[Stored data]
§ §

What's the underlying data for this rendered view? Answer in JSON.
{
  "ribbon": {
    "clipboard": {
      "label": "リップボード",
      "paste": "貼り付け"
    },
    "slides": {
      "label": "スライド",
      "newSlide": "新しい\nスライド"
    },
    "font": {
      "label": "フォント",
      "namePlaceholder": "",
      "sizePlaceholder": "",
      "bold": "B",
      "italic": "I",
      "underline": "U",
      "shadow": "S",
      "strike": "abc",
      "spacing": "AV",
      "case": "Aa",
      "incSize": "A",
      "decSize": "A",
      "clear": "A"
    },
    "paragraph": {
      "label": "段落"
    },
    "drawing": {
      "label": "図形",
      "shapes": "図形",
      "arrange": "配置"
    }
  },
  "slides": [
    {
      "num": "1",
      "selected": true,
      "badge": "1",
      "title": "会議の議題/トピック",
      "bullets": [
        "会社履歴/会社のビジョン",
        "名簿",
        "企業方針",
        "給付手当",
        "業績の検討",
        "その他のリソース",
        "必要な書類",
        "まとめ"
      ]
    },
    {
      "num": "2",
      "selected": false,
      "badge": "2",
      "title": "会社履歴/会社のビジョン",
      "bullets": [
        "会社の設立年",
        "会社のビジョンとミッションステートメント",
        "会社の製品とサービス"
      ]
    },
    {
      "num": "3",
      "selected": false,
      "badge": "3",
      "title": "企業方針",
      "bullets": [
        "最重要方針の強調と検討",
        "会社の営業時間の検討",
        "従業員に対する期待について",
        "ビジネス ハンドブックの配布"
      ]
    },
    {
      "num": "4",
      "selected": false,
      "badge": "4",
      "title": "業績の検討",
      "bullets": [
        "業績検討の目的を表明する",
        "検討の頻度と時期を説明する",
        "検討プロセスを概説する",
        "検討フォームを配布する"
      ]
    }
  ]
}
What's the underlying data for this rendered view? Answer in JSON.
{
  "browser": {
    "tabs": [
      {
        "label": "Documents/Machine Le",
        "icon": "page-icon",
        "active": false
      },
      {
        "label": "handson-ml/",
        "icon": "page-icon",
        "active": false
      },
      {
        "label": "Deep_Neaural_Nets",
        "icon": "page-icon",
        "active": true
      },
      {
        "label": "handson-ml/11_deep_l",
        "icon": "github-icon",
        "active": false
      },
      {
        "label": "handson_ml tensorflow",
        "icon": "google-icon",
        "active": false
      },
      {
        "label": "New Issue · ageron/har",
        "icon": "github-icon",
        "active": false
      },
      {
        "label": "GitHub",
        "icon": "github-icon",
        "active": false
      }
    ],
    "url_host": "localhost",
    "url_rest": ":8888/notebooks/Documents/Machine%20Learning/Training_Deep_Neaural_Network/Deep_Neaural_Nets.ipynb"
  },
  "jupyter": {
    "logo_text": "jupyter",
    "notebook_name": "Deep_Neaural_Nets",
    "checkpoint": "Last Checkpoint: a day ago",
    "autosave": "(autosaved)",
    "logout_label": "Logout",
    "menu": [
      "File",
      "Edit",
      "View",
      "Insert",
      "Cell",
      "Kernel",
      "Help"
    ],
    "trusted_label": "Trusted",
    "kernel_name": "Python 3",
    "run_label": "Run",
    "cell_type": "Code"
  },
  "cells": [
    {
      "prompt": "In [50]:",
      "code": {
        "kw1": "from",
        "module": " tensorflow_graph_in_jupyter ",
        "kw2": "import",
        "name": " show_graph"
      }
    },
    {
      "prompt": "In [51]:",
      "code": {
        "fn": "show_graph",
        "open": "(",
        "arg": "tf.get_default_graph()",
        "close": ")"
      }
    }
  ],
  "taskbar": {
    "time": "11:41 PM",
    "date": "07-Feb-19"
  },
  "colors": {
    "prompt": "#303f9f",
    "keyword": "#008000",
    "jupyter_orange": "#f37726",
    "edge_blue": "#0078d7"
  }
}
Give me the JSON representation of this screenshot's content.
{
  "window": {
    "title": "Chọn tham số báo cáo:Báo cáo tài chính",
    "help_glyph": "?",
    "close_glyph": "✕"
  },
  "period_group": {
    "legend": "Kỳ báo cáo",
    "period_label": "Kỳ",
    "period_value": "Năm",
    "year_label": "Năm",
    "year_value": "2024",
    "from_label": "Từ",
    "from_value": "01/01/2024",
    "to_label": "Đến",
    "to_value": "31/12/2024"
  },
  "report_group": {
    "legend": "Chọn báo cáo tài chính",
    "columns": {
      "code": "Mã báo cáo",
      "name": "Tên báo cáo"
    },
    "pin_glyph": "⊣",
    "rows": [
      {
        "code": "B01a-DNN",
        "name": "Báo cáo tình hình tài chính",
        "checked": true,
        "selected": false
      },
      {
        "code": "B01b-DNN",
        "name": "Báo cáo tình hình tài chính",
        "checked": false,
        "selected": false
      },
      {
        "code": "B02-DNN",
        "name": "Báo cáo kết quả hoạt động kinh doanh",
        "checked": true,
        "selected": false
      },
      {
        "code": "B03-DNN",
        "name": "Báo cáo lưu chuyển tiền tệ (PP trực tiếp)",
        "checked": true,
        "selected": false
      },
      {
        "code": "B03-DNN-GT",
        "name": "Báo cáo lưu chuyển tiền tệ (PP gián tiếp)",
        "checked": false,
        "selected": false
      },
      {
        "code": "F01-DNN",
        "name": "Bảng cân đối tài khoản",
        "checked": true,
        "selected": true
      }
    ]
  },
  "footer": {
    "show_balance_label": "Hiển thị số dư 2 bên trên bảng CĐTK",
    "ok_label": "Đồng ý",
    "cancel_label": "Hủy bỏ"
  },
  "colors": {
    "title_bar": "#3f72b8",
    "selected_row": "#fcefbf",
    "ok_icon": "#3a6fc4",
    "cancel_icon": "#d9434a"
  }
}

§ §

- Brief: Write out every entry verbatim.

- Task solution:
What's the underlying data for this rendered view? Answer in JSON.
{
  "ribbon": {
    "clipboard": {
      "label": "リップボード",
      "paste": "貼り付け"
    },
    "slides": {
      "label": "スライド",
      "newSlide": "新しい\nスライド"
    },
    "font": {
      "label": "フォント",
      "namePlaceholder": "",
      "sizePlaceholder": "",
      "bold": "B",
      "italic": "I",
      "underline": "U",
      "shadow": "S",
      "strike": "abc",
      "spacing": "AV",
      "case": "Aa",
      "incSize": "A",
      "decSize": "A",
      "clear": "A"
    },
    "paragraph": {
      "label": "段落"
    },
    "drawing": {
      "label": "図形",
      "shapes": "図形",
      "arrange": "配置"
    }
  },
  "slides": [
    {
      "num": "1",
      "selected": true,
      "badge": "1",
      "title": "会議の議題/トピック",
      "bullets": [
        "会社履歴/会社のビジョン",
        "名簿",
        "企業方針",
        "給付手当",
        "業績の検討",
        "その他のリソース",
        "必要な書類",
        "まとめ"
      ]
    },
    {
      "num": "2",
      "selected": false,
      "badge": "2",
      "title": "会社履歴/会社のビジョン",
      "bullets": [
        "会社の設立年",
        "会社のビジョンとミッションステートメント",
        "会社の製品とサービス"
      ]
    },
    {
      "num": "3",
      "selected": false,
      "badge": "3",
      "title": "企業方針",
      "bullets": [
        "最重要方針の強調と検討",
        "会社の営業時間の検討",
        "従業員に対する期待について",
        "ビジネス ハンドブックの配布"
      ]
    },
    {
      "num": "4",
      "selected": false,
      "badge": "4",
      "title": "業績の検討",
      "bullets": [
        "業績検討の目的を表明する",
        "検討の頻度と時期を説明する",
        "検討プロセスを概説する",
        "検討フォームを配布する"
      ]
    }
  ]
}
What's the underlying data for this rendered view? Answer in JSON.
{
  "browser": {
    "tabs": [
      {
        "label": "Documents/Machine Le",
        "icon": "page-icon",
        "active": false
      },
      {
        "label": "handson-ml/",
        "icon": "page-icon",
        "active": false
      },
      {
        "label": "Deep_Neaural_Nets",
        "icon": "page-icon",
        "active": true
      },
      {
        "label": "handson-ml/11_deep_l",
        "icon": "github-icon",
        "active": false
      },
      {
        "label": "handson_ml tensorflow",
        "icon": "google-icon",
        "active": false
      },
      {
        "label": "New Issue · ageron/har",
        "icon": "github-icon",
        "active": false
      },
      {
        "label": "GitHub",
        "icon": "github-icon",
        "active": false
      }
    ],
    "url_host": "localhost",
    "url_rest": ":8888/notebooks/Documents/Machine%20Learning/Training_Deep_Neaural_Network/Deep_Neaural_Nets.ipynb"
  },
  "jupyter": {
    "logo_text": "jupyter",
    "notebook_name": "Deep_Neaural_Nets",
    "checkpoint": "Last Checkpoint: a day ago",
    "autosave": "(autosaved)",
    "logout_label": "Logout",
    "menu": [
      "File",
      "Edit",
      "View",
      "Insert",
      "Cell",
      "Kernel",
      "Help"
    ],
    "trusted_label": "Trusted",
    "kernel_name": "Python 3",
    "run_label": "Run",
    "cell_type": "Code"
  },
  "cells": [
    {
      "prompt": "In [50]:",
      "code": {
        "kw1": "from",
        "module": " tensorflow_graph_in_jupyter ",
        "kw2": "import",
        "name": " show_graph"
      }
    },
    {
      "prompt": "In [51]:",
      "code": {
        "fn": "show_graph",
        "open": "(",
        "arg": "tf.get_default_graph()",
        "close": ")"
      }
    }
  ],
  "taskbar": {
    "time": "11:41 PM",
    "date": "07-Feb-19"
  },
  "colors": {
    "prompt": "#303f9f",
    "keyword": "#008000",
    "jupyter_orange": "#f37726",
    "edge_blue": "#0078d7"
  }
}
Give me the JSON representation of this screenshot's content.
{
  "window": {
    "title": "Chọn tham số báo cáo:Báo cáo tài chính",
    "help_glyph": "?",
    "close_glyph": "✕"
  },
  "period_group": {
    "legend": "Kỳ báo cáo",
    "period_label": "Kỳ",
    "period_value": "Năm",
    "year_label": "Năm",
    "year_value": "2024",
    "from_label": "Từ",
    "from_value": "01/01/2024",
    "to_label": "Đến",
    "to_value": "31/12/2024"
  },
  "report_group": {
    "legend": "Chọn báo cáo tài chính",
    "columns": {
      "code": "Mã báo cáo",
      "name": "Tên báo cáo"
    },
    "pin_glyph": "⊣",
    "rows": [
      {
        "code": "B01a-DNN",
        "name": "Báo cáo tình hình tài chính",
        "checked": true,
        "selected": false
      },
      {
        "code": "B01b-DNN",
        "name": "Báo cáo tình hình tài chính",
        "checked": false,
        "selected": false
      },
      {
        "code": "B02-DNN",
        "name": "Báo cáo kết quả hoạt động kinh doanh",
        "checked": true,
        "selected": false
      },
      {
        "code": "B03-DNN",
        "name": "Báo cáo lưu chuyển tiền tệ (PP trực tiếp)",
        "checked": true,
        "selected": false
      },
      {
        "code": "B03-DNN-GT",
        "name": "Báo cáo lưu chuyển tiền tệ (PP gián tiếp)",
        "checked": false,
        "selected": false
      },
      {
        "code": "F01-DNN",
        "name": "Bảng cân đối tài khoản",
        "checked": true,
        "selected": true
      }
    ]
  },
  "footer": {
    "show_balance_label": "Hiển thị số dư 2 bên trên bảng CĐTK",
    "ok_label": "Đồng ý",
    "cancel_label": "Hủy bỏ"
  },
  "colors": {
    "title_bar": "#3f72b8",
    "selected_row": "#fcefbf",
    "ok_icon": "#3a6fc4",
    "cancel_icon": "#d9434a"
  }
}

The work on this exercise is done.